> Exercise inputs
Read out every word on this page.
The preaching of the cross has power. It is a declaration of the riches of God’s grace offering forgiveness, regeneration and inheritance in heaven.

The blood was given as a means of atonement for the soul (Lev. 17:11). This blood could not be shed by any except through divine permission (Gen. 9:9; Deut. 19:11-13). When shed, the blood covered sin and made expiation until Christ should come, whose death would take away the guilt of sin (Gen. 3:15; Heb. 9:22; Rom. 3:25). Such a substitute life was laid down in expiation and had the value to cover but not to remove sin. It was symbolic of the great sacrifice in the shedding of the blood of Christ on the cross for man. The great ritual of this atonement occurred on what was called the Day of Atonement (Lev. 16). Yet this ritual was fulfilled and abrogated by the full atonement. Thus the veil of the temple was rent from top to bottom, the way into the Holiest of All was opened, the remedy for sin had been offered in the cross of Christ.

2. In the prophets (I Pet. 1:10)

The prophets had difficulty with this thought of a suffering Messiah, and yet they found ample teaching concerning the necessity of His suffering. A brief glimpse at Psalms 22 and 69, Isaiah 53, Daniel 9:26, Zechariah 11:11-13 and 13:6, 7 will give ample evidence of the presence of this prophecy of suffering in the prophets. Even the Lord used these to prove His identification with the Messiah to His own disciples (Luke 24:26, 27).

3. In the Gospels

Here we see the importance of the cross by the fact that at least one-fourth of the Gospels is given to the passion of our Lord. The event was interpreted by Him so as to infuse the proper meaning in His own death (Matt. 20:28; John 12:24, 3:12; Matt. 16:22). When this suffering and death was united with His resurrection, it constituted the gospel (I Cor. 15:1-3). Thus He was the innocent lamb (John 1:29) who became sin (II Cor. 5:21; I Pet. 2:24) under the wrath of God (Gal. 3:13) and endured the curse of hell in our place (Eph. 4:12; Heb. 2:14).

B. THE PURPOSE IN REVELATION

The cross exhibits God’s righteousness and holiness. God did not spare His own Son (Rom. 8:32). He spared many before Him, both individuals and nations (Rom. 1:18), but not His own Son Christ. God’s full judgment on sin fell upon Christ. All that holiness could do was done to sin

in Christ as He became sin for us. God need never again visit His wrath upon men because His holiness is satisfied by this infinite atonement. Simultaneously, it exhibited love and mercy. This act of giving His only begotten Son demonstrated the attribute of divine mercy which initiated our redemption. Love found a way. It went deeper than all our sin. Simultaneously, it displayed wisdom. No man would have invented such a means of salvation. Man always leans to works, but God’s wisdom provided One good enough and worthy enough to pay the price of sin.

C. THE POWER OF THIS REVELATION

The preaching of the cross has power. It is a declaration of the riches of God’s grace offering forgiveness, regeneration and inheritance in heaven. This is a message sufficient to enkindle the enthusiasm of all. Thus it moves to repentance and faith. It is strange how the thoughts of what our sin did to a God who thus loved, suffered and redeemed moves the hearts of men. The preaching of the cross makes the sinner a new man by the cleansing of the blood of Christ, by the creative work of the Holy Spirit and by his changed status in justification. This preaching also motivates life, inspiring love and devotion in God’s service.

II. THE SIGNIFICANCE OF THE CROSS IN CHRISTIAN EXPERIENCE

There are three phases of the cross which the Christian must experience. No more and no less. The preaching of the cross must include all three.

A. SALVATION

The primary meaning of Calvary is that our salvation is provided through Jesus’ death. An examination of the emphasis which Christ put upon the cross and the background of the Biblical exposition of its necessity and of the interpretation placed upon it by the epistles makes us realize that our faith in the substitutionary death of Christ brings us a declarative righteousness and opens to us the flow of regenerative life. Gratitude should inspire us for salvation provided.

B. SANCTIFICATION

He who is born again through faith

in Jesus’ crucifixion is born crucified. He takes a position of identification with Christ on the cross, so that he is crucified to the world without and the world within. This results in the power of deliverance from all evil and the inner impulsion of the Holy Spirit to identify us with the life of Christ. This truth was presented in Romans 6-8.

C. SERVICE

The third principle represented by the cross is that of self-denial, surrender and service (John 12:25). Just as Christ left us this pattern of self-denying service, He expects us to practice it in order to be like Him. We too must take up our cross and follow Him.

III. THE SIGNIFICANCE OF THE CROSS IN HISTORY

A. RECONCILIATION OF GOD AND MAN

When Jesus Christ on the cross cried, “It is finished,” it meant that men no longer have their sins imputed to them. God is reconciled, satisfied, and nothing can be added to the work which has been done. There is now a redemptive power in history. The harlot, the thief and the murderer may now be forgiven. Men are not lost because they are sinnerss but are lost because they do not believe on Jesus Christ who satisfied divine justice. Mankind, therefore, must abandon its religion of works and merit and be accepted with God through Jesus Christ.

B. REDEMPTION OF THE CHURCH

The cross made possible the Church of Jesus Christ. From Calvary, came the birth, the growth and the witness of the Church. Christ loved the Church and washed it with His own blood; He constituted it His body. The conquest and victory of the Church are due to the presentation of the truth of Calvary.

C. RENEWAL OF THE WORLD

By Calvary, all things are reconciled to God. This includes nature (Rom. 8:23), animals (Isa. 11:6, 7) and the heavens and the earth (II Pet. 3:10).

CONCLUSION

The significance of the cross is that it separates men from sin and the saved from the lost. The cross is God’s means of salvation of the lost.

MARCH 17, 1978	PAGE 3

> Requirements
Of all the lines above, how many contain "prophets"? Give the number and nothing more.

> Result for this task
2